* **Record set**:
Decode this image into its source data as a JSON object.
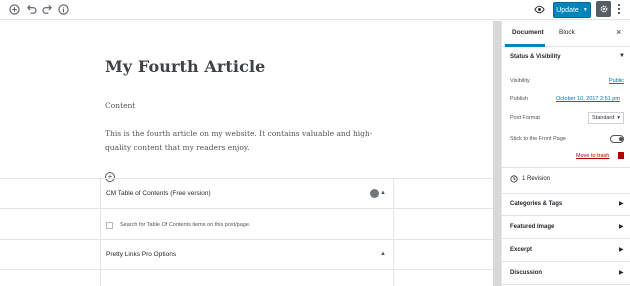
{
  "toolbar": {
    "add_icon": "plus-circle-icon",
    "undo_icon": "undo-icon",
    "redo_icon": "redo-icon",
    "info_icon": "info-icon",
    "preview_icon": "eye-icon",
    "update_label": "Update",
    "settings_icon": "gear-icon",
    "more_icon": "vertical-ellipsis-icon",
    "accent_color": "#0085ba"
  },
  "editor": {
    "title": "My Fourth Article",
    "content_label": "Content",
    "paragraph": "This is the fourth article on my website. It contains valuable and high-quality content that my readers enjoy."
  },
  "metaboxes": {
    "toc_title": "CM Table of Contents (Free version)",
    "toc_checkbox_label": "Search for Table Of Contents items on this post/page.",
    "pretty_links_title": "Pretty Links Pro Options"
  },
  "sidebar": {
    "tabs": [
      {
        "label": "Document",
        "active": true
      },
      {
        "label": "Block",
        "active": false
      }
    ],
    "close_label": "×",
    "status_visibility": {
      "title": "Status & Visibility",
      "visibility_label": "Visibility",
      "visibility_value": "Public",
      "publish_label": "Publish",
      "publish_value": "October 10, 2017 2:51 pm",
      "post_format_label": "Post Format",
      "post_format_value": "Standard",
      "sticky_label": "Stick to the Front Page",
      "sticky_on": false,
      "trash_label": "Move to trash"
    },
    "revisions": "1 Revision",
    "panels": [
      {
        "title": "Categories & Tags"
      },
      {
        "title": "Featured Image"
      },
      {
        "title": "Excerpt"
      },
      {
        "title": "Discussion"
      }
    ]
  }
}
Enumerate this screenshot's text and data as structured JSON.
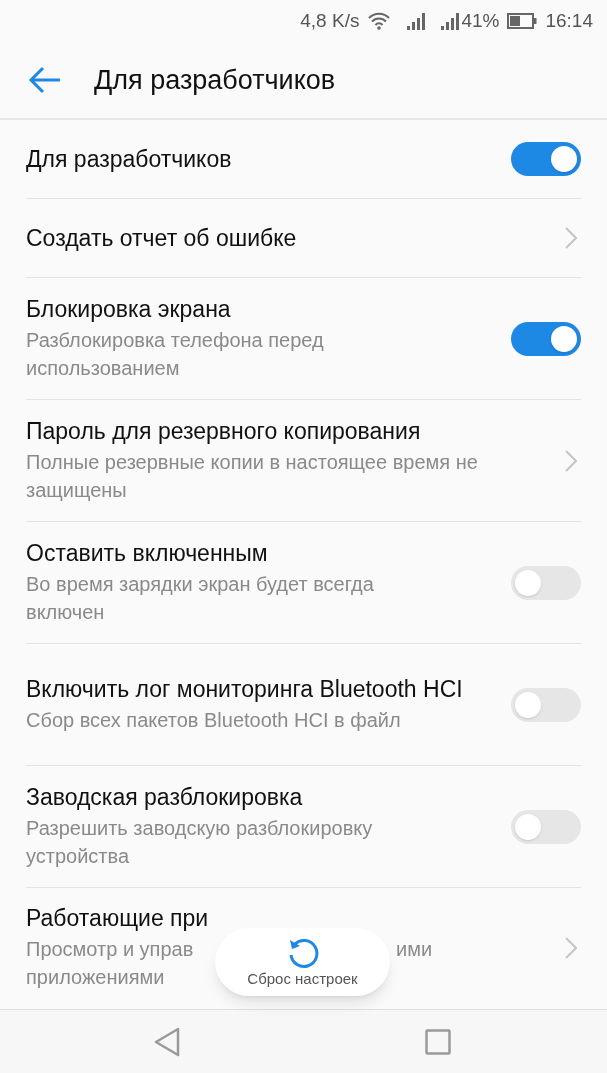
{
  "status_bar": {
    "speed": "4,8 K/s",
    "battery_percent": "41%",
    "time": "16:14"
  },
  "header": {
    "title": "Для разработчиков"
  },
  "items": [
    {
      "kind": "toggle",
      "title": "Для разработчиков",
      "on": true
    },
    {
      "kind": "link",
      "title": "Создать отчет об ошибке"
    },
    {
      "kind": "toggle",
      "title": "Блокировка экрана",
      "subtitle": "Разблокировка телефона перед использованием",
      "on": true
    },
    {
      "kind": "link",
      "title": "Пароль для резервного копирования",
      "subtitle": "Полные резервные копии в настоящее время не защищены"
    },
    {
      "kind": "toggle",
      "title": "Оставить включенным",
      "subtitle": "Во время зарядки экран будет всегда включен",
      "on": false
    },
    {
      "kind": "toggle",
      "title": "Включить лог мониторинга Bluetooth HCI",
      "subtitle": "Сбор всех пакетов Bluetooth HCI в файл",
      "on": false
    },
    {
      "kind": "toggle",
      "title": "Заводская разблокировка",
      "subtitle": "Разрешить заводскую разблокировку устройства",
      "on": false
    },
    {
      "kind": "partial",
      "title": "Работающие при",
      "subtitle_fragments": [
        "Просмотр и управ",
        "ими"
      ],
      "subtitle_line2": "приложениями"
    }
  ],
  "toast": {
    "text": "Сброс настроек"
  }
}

--

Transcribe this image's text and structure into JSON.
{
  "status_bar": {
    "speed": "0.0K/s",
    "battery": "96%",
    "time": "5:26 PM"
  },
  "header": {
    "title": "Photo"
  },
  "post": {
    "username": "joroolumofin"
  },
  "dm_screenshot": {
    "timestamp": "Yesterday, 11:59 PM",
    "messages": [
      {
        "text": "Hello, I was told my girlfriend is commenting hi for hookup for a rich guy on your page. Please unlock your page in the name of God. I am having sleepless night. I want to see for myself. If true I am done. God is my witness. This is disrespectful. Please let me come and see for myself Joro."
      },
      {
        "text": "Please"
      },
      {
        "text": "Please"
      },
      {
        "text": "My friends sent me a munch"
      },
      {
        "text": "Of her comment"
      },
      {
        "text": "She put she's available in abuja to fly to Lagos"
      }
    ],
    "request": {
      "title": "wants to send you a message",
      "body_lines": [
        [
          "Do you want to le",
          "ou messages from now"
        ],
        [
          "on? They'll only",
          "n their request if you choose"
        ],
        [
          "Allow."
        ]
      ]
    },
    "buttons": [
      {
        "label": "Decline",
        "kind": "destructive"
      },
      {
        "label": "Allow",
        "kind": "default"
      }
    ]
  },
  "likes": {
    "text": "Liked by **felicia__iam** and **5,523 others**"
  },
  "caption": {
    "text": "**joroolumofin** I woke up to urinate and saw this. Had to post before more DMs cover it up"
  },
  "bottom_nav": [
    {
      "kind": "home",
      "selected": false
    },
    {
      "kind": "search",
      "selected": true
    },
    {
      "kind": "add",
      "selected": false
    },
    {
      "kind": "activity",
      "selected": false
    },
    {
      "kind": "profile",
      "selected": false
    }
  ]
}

* **Short problem**: Only a number is wanted: how many lines above include "joroolumofin"?

* **Result of this exercise**: 2